Print the entries in full, word for word, but not the pictures.

----------------------------------------

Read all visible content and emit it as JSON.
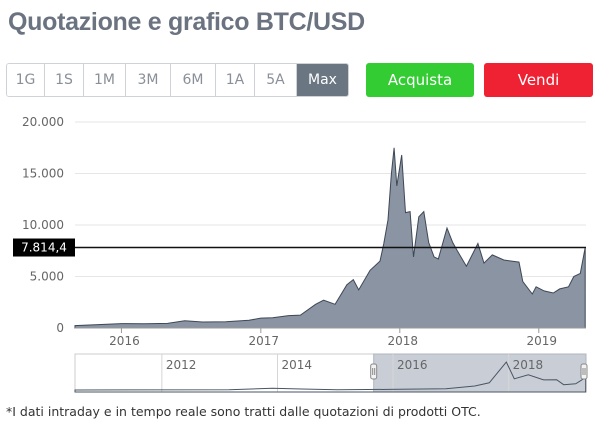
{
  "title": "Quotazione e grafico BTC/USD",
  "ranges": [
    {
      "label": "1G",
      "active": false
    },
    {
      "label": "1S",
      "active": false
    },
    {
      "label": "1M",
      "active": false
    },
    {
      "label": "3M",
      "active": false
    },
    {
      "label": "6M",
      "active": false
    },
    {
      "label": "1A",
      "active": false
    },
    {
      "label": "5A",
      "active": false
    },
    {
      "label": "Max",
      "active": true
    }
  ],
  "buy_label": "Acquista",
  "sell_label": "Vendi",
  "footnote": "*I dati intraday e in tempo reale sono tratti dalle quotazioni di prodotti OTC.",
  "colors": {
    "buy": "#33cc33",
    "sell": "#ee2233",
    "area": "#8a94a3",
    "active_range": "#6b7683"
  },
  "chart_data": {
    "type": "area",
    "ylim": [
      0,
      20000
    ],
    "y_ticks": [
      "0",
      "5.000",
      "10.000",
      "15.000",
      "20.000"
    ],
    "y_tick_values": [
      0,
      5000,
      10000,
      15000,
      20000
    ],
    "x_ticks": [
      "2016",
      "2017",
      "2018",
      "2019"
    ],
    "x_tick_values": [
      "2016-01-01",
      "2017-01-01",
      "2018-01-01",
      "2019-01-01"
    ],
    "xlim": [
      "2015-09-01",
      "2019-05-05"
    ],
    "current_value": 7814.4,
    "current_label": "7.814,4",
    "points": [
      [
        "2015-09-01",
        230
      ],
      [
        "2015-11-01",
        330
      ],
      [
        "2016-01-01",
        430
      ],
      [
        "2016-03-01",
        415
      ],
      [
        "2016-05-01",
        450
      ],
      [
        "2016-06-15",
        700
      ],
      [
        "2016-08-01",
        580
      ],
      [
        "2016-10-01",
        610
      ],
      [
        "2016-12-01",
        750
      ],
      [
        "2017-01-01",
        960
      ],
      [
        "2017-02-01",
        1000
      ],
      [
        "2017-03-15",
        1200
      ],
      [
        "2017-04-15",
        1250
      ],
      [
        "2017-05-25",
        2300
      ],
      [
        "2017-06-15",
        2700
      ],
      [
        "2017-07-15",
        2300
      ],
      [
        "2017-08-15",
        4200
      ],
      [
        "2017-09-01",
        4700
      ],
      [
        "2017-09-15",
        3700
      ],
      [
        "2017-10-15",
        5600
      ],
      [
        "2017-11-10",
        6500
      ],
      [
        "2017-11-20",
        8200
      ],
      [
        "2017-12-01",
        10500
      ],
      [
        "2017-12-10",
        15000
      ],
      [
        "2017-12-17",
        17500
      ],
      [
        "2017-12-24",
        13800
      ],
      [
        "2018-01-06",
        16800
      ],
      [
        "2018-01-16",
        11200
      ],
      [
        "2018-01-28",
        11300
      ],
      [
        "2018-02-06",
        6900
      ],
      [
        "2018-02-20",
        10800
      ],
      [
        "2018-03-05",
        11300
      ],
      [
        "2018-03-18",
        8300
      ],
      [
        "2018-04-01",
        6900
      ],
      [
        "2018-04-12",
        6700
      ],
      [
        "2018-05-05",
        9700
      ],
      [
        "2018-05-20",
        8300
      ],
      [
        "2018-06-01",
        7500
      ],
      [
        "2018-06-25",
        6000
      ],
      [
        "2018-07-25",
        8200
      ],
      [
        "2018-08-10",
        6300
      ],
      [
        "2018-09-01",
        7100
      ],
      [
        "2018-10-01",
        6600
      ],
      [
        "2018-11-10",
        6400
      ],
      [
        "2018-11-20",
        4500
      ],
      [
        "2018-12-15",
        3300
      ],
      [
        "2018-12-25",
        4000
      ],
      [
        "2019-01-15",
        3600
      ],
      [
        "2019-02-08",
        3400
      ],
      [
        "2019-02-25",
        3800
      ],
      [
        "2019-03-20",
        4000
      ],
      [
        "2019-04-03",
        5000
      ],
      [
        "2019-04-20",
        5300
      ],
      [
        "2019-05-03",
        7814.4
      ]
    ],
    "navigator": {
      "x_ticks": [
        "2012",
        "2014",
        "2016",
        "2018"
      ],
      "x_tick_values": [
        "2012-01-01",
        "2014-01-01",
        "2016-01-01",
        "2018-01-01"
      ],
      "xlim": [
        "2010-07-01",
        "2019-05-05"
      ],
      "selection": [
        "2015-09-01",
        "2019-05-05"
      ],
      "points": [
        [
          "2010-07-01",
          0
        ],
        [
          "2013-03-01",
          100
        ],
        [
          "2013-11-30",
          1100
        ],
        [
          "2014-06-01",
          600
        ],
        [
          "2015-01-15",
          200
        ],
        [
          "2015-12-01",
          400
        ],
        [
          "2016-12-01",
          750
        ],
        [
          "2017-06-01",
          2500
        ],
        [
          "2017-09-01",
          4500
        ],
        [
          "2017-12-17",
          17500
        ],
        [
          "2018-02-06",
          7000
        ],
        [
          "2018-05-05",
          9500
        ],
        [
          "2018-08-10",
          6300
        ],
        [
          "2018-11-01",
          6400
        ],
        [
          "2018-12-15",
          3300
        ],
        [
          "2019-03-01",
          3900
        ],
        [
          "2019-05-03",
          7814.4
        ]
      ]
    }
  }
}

----------------------------------------

COMPLETE OUTPUT ::
Read all visible content and emit it as JSON.
{
  "title": "Quotazione e grafico BTC/USD",
  "ranges": [
    {
      "label": "1G",
      "active": false
    },
    {
      "label": "1S",
      "active": false
    },
    {
      "label": "1M",
      "active": false
    },
    {
      "label": "3M",
      "active": false
    },
    {
      "label": "6M",
      "active": false
    },
    {
      "label": "1A",
      "active": false
    },
    {
      "label": "5A",
      "active": false
    },
    {
      "label": "Max",
      "active": true
    }
  ],
  "buy_label": "Acquista",
  "sell_label": "Vendi",
  "footnote": "*I dati intraday e in tempo reale sono tratti dalle quotazioni di prodotti OTC.",
  "colors": {
    "buy": "#33cc33",
    "sell": "#ee2233",
    "area": "#8a94a3",
    "active_range": "#6b7683"
  },
  "chart_data": {
    "type": "area",
    "ylim": [
      0,
      20000
    ],
    "y_ticks": [
      "0",
      "5.000",
      "10.000",
      "15.000",
      "20.000"
    ],
    "y_tick_values": [
      0,
      5000,
      10000,
      15000,
      20000
    ],
    "x_ticks": [
      "2016",
      "2017",
      "2018",
      "2019"
    ],
    "x_tick_values": [
      "2016-01-01",
      "2017-01-01",
      "2018-01-01",
      "2019-01-01"
    ],
    "xlim": [
      "2015-09-01",
      "2019-05-05"
    ],
    "current_value": 7814.4,
    "current_label": "7.814,4",
    "points": [
      [
        "2015-09-01",
        230
      ],
      [
        "2015-11-01",
        330
      ],
      [
        "2016-01-01",
        430
      ],
      [
        "2016-03-01",
        415
      ],
      [
        "2016-05-01",
        450
      ],
      [
        "2016-06-15",
        700
      ],
      [
        "2016-08-01",
        580
      ],
      [
        "2016-10-01",
        610
      ],
      [
        "2016-12-01",
        750
      ],
      [
        "2017-01-01",
        960
      ],
      [
        "2017-02-01",
        1000
      ],
      [
        "2017-03-15",
        1200
      ],
      [
        "2017-04-15",
        1250
      ],
      [
        "2017-05-25",
        2300
      ],
      [
        "2017-06-15",
        2700
      ],
      [
        "2017-07-15",
        2300
      ],
      [
        "2017-08-15",
        4200
      ],
      [
        "2017-09-01",
        4700
      ],
      [
        "2017-09-15",
        3700
      ],
      [
        "2017-10-15",
        5600
      ],
      [
        "2017-11-10",
        6500
      ],
      [
        "2017-11-20",
        8200
      ],
      [
        "2017-12-01",
        10500
      ],
      [
        "2017-12-10",
        15000
      ],
      [
        "2017-12-17",
        17500
      ],
      [
        "2017-12-24",
        13800
      ],
      [
        "2018-01-06",
        16800
      ],
      [
        "2018-01-16",
        11200
      ],
      [
        "2018-01-28",
        11300
      ],
      [
        "2018-02-06",
        6900
      ],
      [
        "2018-02-20",
        10800
      ],
      [
        "2018-03-05",
        11300
      ],
      [
        "2018-03-18",
        8300
      ],
      [
        "2018-04-01",
        6900
      ],
      [
        "2018-04-12",
        6700
      ],
      [
        "2018-05-05",
        9700
      ],
      [
        "2018-05-20",
        8300
      ],
      [
        "2018-06-01",
        7500
      ],
      [
        "2018-06-25",
        6000
      ],
      [
        "2018-07-25",
        8200
      ],
      [
        "2018-08-10",
        6300
      ],
      [
        "2018-09-01",
        7100
      ],
      [
        "2018-10-01",
        6600
      ],
      [
        "2018-11-10",
        6400
      ],
      [
        "2018-11-20",
        4500
      ],
      [
        "2018-12-15",
        3300
      ],
      [
        "2018-12-25",
        4000
      ],
      [
        "2019-01-15",
        3600
      ],
      [
        "2019-02-08",
        3400
      ],
      [
        "2019-02-25",
        3800
      ],
      [
        "2019-03-20",
        4000
      ],
      [
        "2019-04-03",
        5000
      ],
      [
        "2019-04-20",
        5300
      ],
      [
        "2019-05-03",
        7814.4
      ]
    ],
    "navigator": {
      "x_ticks": [
        "2012",
        "2014",
        "2016",
        "2018"
      ],
      "x_tick_values": [
        "2012-01-01",
        "2014-01-01",
        "2016-01-01",
        "2018-01-01"
      ],
      "xlim": [
        "2010-07-01",
        "2019-05-05"
      ],
      "selection": [
        "2015-09-01",
        "2019-05-05"
      ],
      "points": [
        [
          "2010-07-01",
          0
        ],
        [
          "2013-03-01",
          100
        ],
        [
          "2013-11-30",
          1100
        ],
        [
          "2014-06-01",
          600
        ],
        [
          "2015-01-15",
          200
        ],
        [
          "2015-12-01",
          400
        ],
        [
          "2016-12-01",
          750
        ],
        [
          "2017-06-01",
          2500
        ],
        [
          "2017-09-01",
          4500
        ],
        [
          "2017-12-17",
          17500
        ],
        [
          "2018-02-06",
          7000
        ],
        [
          "2018-05-05",
          9500
        ],
        [
          "2018-08-10",
          6300
        ],
        [
          "2018-11-01",
          6400
        ],
        [
          "2018-12-15",
          3300
        ],
        [
          "2019-03-01",
          3900
        ],
        [
          "2019-05-03",
          7814.4
        ]
      ]
    }
  }
}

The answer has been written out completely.